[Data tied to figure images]

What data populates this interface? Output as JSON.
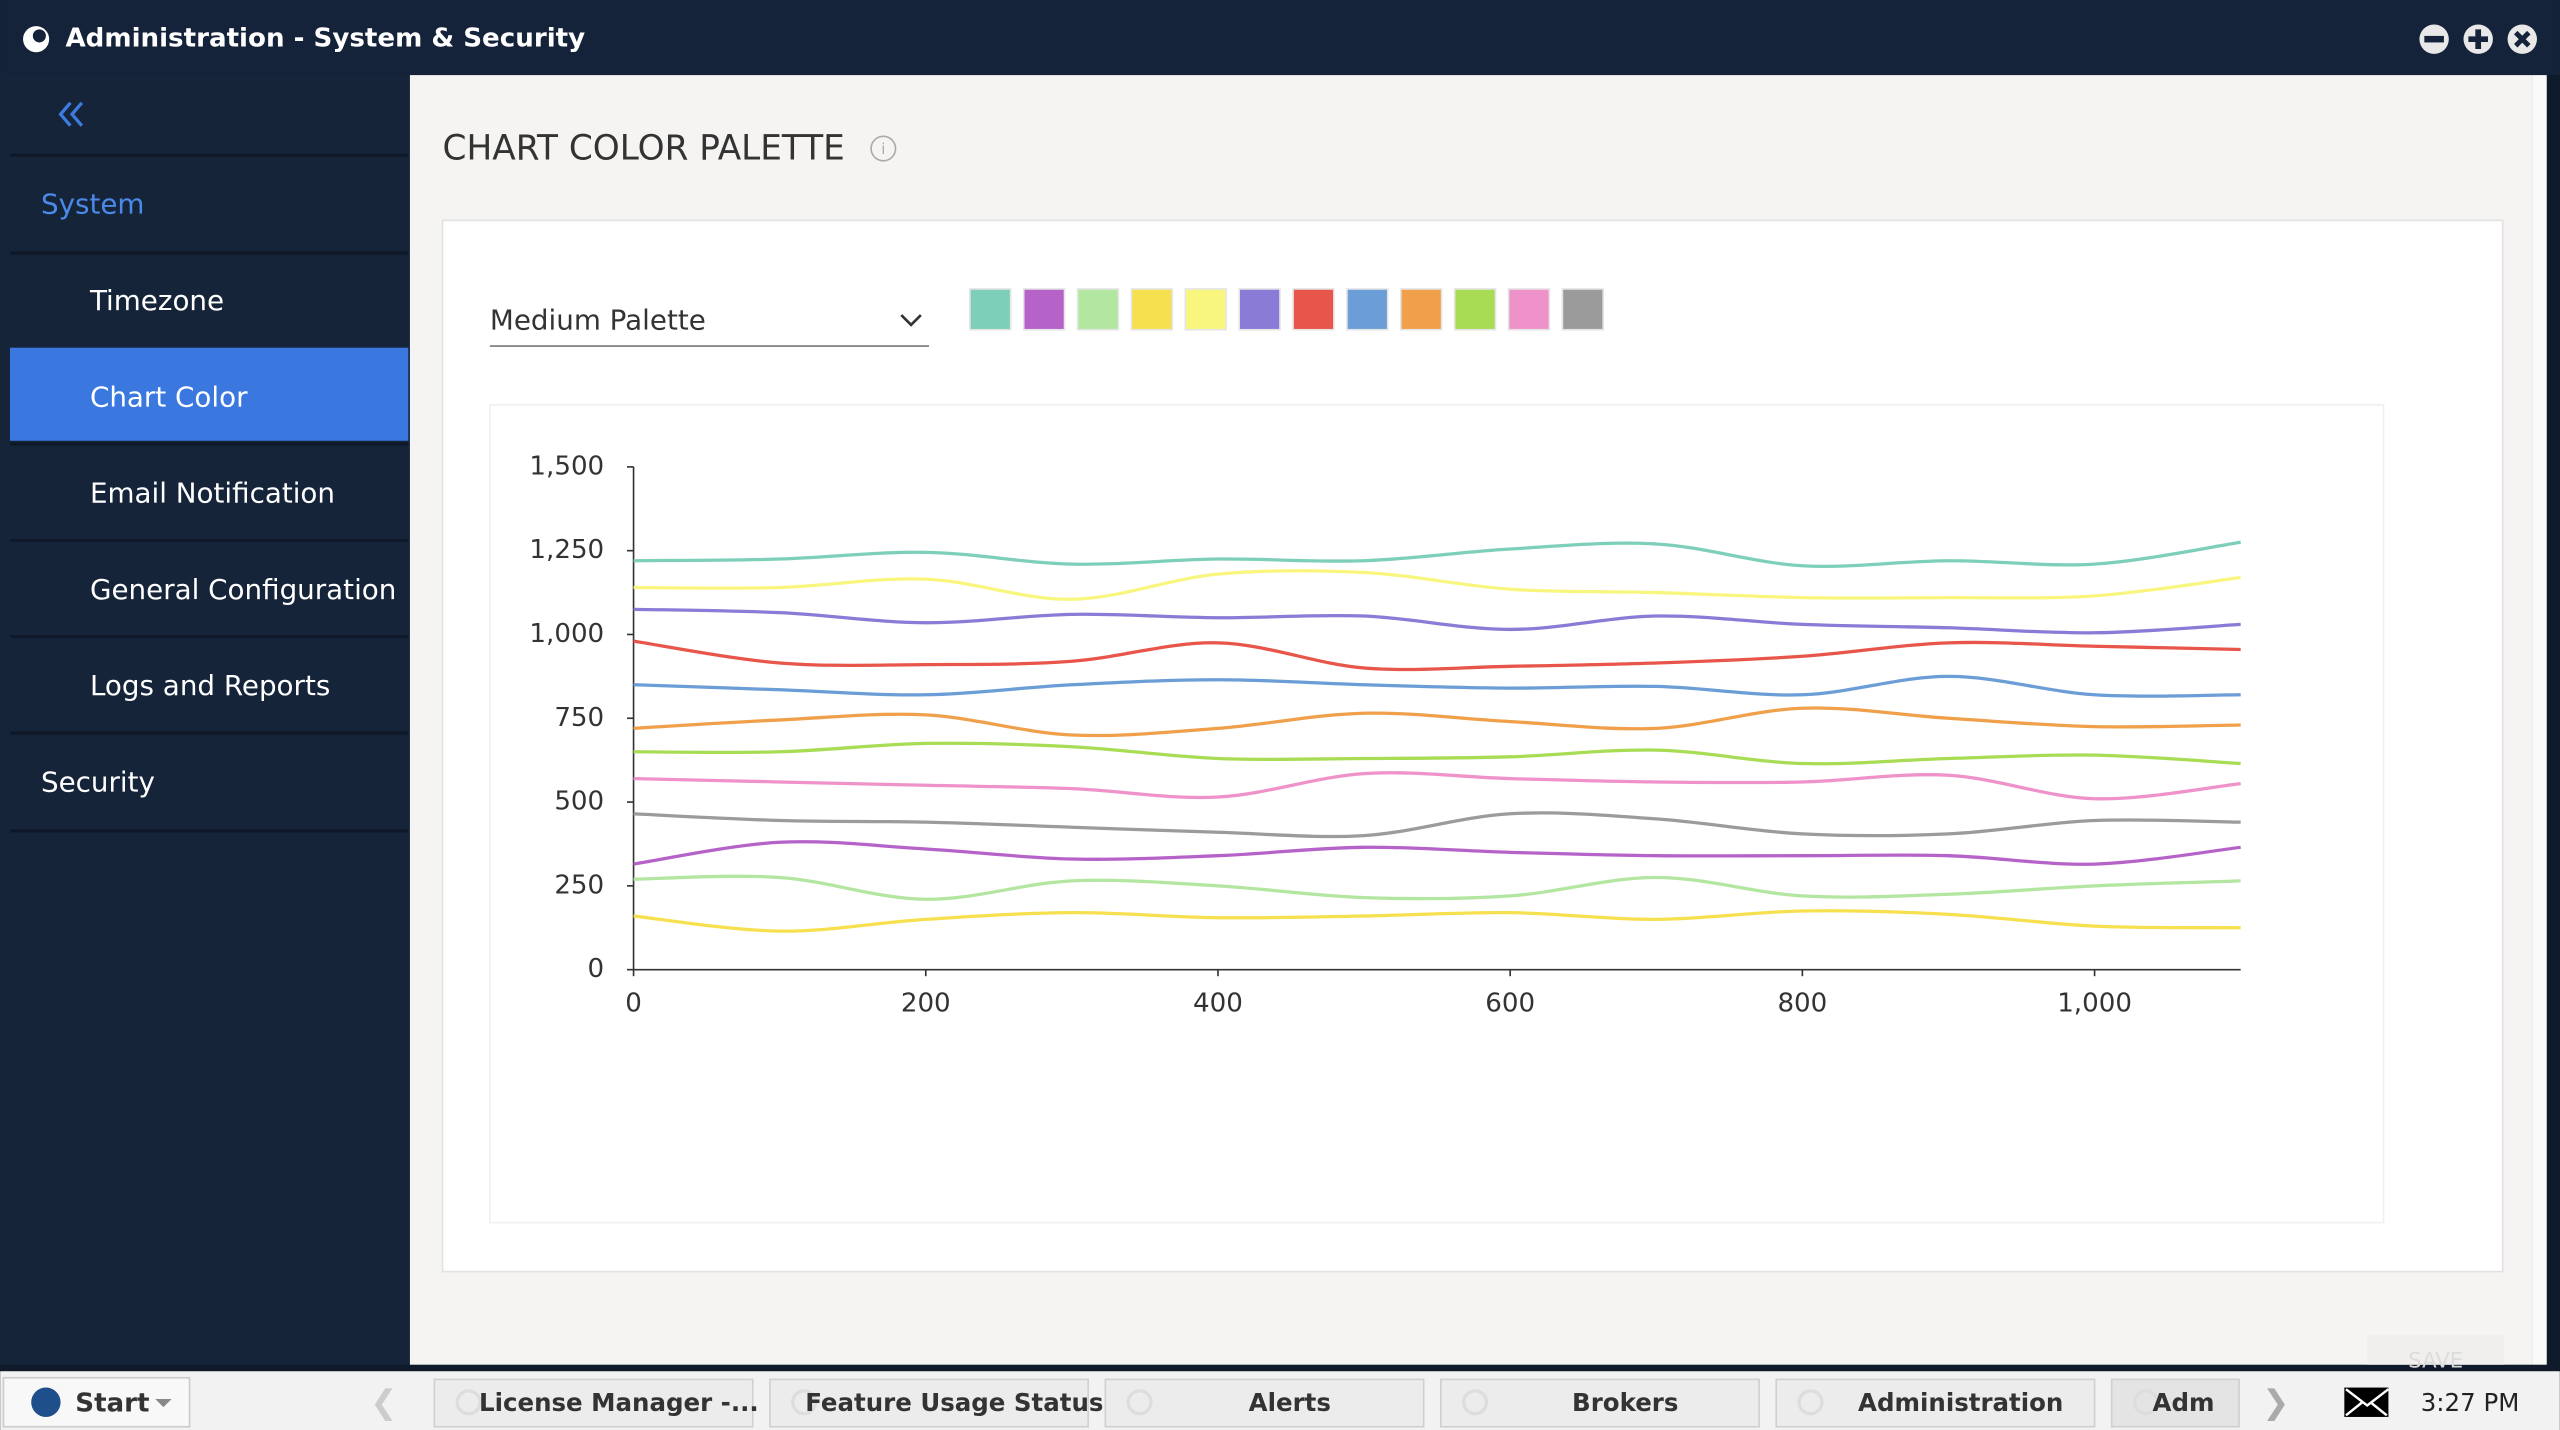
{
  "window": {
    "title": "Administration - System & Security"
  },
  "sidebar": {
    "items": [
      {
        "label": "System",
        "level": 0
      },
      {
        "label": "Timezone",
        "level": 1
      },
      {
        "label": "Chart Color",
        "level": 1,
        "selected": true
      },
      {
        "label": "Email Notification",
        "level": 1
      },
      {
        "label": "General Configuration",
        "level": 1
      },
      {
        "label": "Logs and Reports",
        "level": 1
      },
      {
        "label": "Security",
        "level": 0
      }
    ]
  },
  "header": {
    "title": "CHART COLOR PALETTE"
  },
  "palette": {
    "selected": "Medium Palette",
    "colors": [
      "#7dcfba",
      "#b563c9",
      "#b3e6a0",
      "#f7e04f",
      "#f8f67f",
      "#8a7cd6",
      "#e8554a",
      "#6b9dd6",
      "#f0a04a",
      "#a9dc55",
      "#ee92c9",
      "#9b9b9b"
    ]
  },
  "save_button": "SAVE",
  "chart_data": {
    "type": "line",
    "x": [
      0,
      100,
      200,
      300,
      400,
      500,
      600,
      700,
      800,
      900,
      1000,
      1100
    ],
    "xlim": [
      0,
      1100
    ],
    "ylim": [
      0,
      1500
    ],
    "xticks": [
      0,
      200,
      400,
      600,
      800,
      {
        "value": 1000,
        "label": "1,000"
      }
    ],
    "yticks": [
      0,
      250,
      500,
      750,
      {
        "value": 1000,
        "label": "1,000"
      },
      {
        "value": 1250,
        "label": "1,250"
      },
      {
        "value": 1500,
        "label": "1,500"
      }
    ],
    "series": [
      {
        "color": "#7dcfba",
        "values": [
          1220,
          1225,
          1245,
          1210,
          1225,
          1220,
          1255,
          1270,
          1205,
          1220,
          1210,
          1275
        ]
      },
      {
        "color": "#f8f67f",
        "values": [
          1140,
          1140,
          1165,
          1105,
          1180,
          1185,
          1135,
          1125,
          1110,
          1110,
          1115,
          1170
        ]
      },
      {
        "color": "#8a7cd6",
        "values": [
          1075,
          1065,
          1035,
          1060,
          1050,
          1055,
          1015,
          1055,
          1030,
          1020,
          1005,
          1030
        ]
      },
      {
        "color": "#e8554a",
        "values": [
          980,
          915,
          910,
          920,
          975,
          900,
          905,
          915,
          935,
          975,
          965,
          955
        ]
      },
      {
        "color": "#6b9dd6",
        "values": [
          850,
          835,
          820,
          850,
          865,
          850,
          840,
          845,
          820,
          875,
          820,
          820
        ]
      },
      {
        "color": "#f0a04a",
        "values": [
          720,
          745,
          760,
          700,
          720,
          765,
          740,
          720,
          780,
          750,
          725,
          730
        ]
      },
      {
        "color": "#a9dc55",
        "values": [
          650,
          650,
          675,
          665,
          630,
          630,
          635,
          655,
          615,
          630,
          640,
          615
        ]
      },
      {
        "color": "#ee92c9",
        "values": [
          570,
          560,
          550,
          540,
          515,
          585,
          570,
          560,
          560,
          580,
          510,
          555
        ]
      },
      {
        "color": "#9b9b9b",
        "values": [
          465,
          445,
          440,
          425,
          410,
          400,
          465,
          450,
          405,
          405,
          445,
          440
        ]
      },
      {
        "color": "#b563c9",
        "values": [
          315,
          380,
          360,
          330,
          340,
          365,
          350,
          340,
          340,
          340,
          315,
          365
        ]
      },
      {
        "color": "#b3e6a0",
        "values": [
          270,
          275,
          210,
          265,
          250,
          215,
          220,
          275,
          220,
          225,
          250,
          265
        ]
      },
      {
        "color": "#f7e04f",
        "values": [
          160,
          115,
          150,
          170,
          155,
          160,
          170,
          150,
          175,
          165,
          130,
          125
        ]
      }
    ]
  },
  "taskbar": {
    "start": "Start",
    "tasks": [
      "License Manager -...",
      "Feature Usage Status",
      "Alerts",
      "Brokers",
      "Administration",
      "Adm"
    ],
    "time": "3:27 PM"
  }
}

» **What is being asked**: Of all the lines in the data above, state how many include "Administration". Say only the number.

» **Reply to the task**: 2